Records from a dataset
* * * * * * *
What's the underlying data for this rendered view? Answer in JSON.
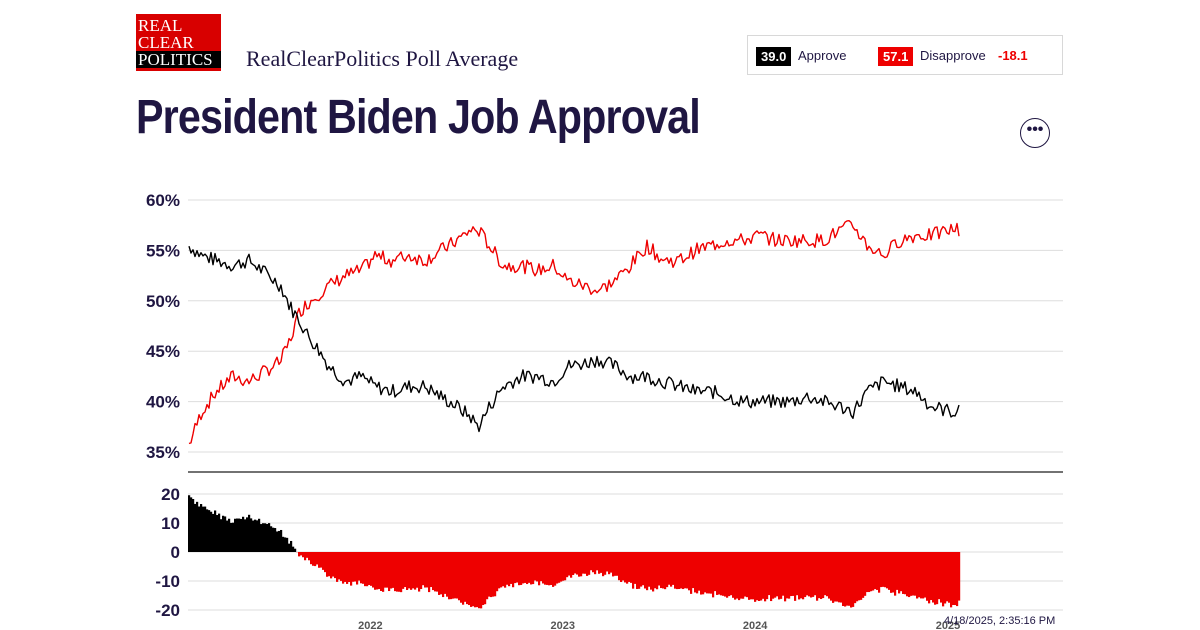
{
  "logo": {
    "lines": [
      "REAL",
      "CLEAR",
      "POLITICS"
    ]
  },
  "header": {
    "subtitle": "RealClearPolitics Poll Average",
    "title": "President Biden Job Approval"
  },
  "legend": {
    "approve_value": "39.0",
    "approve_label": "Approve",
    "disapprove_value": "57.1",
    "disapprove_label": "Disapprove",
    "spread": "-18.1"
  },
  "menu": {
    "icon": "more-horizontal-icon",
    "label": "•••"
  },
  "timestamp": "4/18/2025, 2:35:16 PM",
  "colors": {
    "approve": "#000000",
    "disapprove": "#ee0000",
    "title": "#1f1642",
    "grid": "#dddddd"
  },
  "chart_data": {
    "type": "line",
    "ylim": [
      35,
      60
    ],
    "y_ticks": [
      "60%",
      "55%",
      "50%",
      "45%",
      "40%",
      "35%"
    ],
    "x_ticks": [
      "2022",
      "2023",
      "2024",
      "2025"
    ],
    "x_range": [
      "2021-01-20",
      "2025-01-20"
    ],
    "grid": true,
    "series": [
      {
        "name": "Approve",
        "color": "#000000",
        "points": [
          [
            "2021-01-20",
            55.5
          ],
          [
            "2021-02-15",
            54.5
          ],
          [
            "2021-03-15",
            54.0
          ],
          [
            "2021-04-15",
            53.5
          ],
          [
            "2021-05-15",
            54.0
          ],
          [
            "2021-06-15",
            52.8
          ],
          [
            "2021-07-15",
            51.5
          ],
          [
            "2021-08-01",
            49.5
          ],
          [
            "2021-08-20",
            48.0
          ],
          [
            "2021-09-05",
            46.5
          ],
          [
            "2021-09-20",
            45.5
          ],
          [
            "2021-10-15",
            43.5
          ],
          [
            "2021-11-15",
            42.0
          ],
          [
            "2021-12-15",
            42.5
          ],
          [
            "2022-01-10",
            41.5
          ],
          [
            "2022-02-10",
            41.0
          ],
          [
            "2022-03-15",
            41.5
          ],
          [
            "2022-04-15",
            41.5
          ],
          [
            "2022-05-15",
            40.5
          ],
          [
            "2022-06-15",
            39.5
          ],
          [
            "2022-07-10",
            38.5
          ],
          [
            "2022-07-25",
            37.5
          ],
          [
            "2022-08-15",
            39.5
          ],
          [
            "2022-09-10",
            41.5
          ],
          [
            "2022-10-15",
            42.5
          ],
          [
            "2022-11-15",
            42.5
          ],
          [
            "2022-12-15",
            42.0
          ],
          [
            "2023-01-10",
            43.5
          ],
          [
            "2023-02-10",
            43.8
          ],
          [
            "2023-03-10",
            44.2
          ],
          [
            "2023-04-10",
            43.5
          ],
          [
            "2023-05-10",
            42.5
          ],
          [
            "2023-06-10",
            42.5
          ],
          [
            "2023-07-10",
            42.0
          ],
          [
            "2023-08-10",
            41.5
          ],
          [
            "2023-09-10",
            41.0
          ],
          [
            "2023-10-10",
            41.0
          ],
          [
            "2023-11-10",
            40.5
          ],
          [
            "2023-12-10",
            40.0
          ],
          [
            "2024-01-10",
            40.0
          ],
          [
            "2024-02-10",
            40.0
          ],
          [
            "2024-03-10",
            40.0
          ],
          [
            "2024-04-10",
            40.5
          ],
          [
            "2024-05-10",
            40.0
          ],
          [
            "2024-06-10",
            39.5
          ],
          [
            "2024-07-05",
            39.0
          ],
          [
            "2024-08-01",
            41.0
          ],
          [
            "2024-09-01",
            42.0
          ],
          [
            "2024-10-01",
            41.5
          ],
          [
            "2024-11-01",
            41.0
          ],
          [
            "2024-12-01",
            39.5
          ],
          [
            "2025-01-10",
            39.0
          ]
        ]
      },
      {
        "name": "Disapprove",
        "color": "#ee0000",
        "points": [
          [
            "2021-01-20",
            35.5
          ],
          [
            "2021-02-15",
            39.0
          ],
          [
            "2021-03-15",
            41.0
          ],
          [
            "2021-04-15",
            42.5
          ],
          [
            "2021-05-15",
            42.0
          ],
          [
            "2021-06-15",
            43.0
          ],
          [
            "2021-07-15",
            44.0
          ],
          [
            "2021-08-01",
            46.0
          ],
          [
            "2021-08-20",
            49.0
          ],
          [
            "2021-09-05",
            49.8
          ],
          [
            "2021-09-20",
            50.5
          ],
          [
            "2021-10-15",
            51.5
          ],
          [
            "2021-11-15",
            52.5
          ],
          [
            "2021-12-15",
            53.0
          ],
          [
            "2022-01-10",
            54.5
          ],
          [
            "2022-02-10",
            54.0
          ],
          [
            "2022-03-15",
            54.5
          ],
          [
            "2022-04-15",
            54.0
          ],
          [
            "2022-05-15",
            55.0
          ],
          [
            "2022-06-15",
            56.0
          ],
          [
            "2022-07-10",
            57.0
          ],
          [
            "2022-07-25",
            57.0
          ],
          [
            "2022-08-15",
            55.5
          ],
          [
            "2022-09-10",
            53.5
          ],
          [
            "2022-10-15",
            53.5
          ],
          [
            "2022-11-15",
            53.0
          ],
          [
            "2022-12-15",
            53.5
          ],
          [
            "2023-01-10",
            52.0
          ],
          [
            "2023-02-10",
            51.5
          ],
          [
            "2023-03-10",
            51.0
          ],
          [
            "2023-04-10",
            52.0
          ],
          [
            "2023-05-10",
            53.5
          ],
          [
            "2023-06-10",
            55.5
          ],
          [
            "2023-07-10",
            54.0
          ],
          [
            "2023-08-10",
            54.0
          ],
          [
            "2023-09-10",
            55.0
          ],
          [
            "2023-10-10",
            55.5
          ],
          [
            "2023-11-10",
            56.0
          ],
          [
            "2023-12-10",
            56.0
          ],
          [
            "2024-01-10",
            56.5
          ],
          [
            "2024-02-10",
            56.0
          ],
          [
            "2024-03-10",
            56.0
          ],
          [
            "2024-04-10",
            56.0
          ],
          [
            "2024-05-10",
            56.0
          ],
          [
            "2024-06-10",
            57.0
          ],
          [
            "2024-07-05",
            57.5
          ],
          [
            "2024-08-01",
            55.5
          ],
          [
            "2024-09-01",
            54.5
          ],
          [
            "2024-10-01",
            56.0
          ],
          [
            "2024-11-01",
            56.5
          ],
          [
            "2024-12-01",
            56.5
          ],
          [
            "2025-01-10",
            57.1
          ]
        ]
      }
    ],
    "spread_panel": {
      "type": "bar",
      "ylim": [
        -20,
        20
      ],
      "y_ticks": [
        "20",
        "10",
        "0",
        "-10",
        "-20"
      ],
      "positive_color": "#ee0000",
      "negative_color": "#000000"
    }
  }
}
* * * * * * *
* [Task goal]:
Omit each picture, then return all of the listing exactly as it stands.

* [Exercise solution]:
What's the underlying data for this rendered view? Answer in JSON.
{
  "logo": {
    "lines": [
      "REAL",
      "CLEAR",
      "POLITICS"
    ]
  },
  "header": {
    "subtitle": "RealClearPolitics Poll Average",
    "title": "President Biden Job Approval"
  },
  "legend": {
    "approve_value": "39.0",
    "approve_label": "Approve",
    "disapprove_value": "57.1",
    "disapprove_label": "Disapprove",
    "spread": "-18.1"
  },
  "menu": {
    "icon": "more-horizontal-icon",
    "label": "•••"
  },
  "timestamp": "4/18/2025, 2:35:16 PM",
  "colors": {
    "approve": "#000000",
    "disapprove": "#ee0000",
    "title": "#1f1642",
    "grid": "#dddddd"
  },
  "chart_data": {
    "type": "line",
    "ylim": [
      35,
      60
    ],
    "y_ticks": [
      "60%",
      "55%",
      "50%",
      "45%",
      "40%",
      "35%"
    ],
    "x_ticks": [
      "2022",
      "2023",
      "2024",
      "2025"
    ],
    "x_range": [
      "2021-01-20",
      "2025-01-20"
    ],
    "grid": true,
    "series": [
      {
        "name": "Approve",
        "color": "#000000",
        "points": [
          [
            "2021-01-20",
            55.5
          ],
          [
            "2021-02-15",
            54.5
          ],
          [
            "2021-03-15",
            54.0
          ],
          [
            "2021-04-15",
            53.5
          ],
          [
            "2021-05-15",
            54.0
          ],
          [
            "2021-06-15",
            52.8
          ],
          [
            "2021-07-15",
            51.5
          ],
          [
            "2021-08-01",
            49.5
          ],
          [
            "2021-08-20",
            48.0
          ],
          [
            "2021-09-05",
            46.5
          ],
          [
            "2021-09-20",
            45.5
          ],
          [
            "2021-10-15",
            43.5
          ],
          [
            "2021-11-15",
            42.0
          ],
          [
            "2021-12-15",
            42.5
          ],
          [
            "2022-01-10",
            41.5
          ],
          [
            "2022-02-10",
            41.0
          ],
          [
            "2022-03-15",
            41.5
          ],
          [
            "2022-04-15",
            41.5
          ],
          [
            "2022-05-15",
            40.5
          ],
          [
            "2022-06-15",
            39.5
          ],
          [
            "2022-07-10",
            38.5
          ],
          [
            "2022-07-25",
            37.5
          ],
          [
            "2022-08-15",
            39.5
          ],
          [
            "2022-09-10",
            41.5
          ],
          [
            "2022-10-15",
            42.5
          ],
          [
            "2022-11-15",
            42.5
          ],
          [
            "2022-12-15",
            42.0
          ],
          [
            "2023-01-10",
            43.5
          ],
          [
            "2023-02-10",
            43.8
          ],
          [
            "2023-03-10",
            44.2
          ],
          [
            "2023-04-10",
            43.5
          ],
          [
            "2023-05-10",
            42.5
          ],
          [
            "2023-06-10",
            42.5
          ],
          [
            "2023-07-10",
            42.0
          ],
          [
            "2023-08-10",
            41.5
          ],
          [
            "2023-09-10",
            41.0
          ],
          [
            "2023-10-10",
            41.0
          ],
          [
            "2023-11-10",
            40.5
          ],
          [
            "2023-12-10",
            40.0
          ],
          [
            "2024-01-10",
            40.0
          ],
          [
            "2024-02-10",
            40.0
          ],
          [
            "2024-03-10",
            40.0
          ],
          [
            "2024-04-10",
            40.5
          ],
          [
            "2024-05-10",
            40.0
          ],
          [
            "2024-06-10",
            39.5
          ],
          [
            "2024-07-05",
            39.0
          ],
          [
            "2024-08-01",
            41.0
          ],
          [
            "2024-09-01",
            42.0
          ],
          [
            "2024-10-01",
            41.5
          ],
          [
            "2024-11-01",
            41.0
          ],
          [
            "2024-12-01",
            39.5
          ],
          [
            "2025-01-10",
            39.0
          ]
        ]
      },
      {
        "name": "Disapprove",
        "color": "#ee0000",
        "points": [
          [
            "2021-01-20",
            35.5
          ],
          [
            "2021-02-15",
            39.0
          ],
          [
            "2021-03-15",
            41.0
          ],
          [
            "2021-04-15",
            42.5
          ],
          [
            "2021-05-15",
            42.0
          ],
          [
            "2021-06-15",
            43.0
          ],
          [
            "2021-07-15",
            44.0
          ],
          [
            "2021-08-01",
            46.0
          ],
          [
            "2021-08-20",
            49.0
          ],
          [
            "2021-09-05",
            49.8
          ],
          [
            "2021-09-20",
            50.5
          ],
          [
            "2021-10-15",
            51.5
          ],
          [
            "2021-11-15",
            52.5
          ],
          [
            "2021-12-15",
            53.0
          ],
          [
            "2022-01-10",
            54.5
          ],
          [
            "2022-02-10",
            54.0
          ],
          [
            "2022-03-15",
            54.5
          ],
          [
            "2022-04-15",
            54.0
          ],
          [
            "2022-05-15",
            55.0
          ],
          [
            "2022-06-15",
            56.0
          ],
          [
            "2022-07-10",
            57.0
          ],
          [
            "2022-07-25",
            57.0
          ],
          [
            "2022-08-15",
            55.5
          ],
          [
            "2022-09-10",
            53.5
          ],
          [
            "2022-10-15",
            53.5
          ],
          [
            "2022-11-15",
            53.0
          ],
          [
            "2022-12-15",
            53.5
          ],
          [
            "2023-01-10",
            52.0
          ],
          [
            "2023-02-10",
            51.5
          ],
          [
            "2023-03-10",
            51.0
          ],
          [
            "2023-04-10",
            52.0
          ],
          [
            "2023-05-10",
            53.5
          ],
          [
            "2023-06-10",
            55.5
          ],
          [
            "2023-07-10",
            54.0
          ],
          [
            "2023-08-10",
            54.0
          ],
          [
            "2023-09-10",
            55.0
          ],
          [
            "2023-10-10",
            55.5
          ],
          [
            "2023-11-10",
            56.0
          ],
          [
            "2023-12-10",
            56.0
          ],
          [
            "2024-01-10",
            56.5
          ],
          [
            "2024-02-10",
            56.0
          ],
          [
            "2024-03-10",
            56.0
          ],
          [
            "2024-04-10",
            56.0
          ],
          [
            "2024-05-10",
            56.0
          ],
          [
            "2024-06-10",
            57.0
          ],
          [
            "2024-07-05",
            57.5
          ],
          [
            "2024-08-01",
            55.5
          ],
          [
            "2024-09-01",
            54.5
          ],
          [
            "2024-10-01",
            56.0
          ],
          [
            "2024-11-01",
            56.5
          ],
          [
            "2024-12-01",
            56.5
          ],
          [
            "2025-01-10",
            57.1
          ]
        ]
      }
    ],
    "spread_panel": {
      "type": "bar",
      "ylim": [
        -20,
        20
      ],
      "y_ticks": [
        "20",
        "10",
        "0",
        "-10",
        "-20"
      ],
      "positive_color": "#ee0000",
      "negative_color": "#000000"
    }
  }
}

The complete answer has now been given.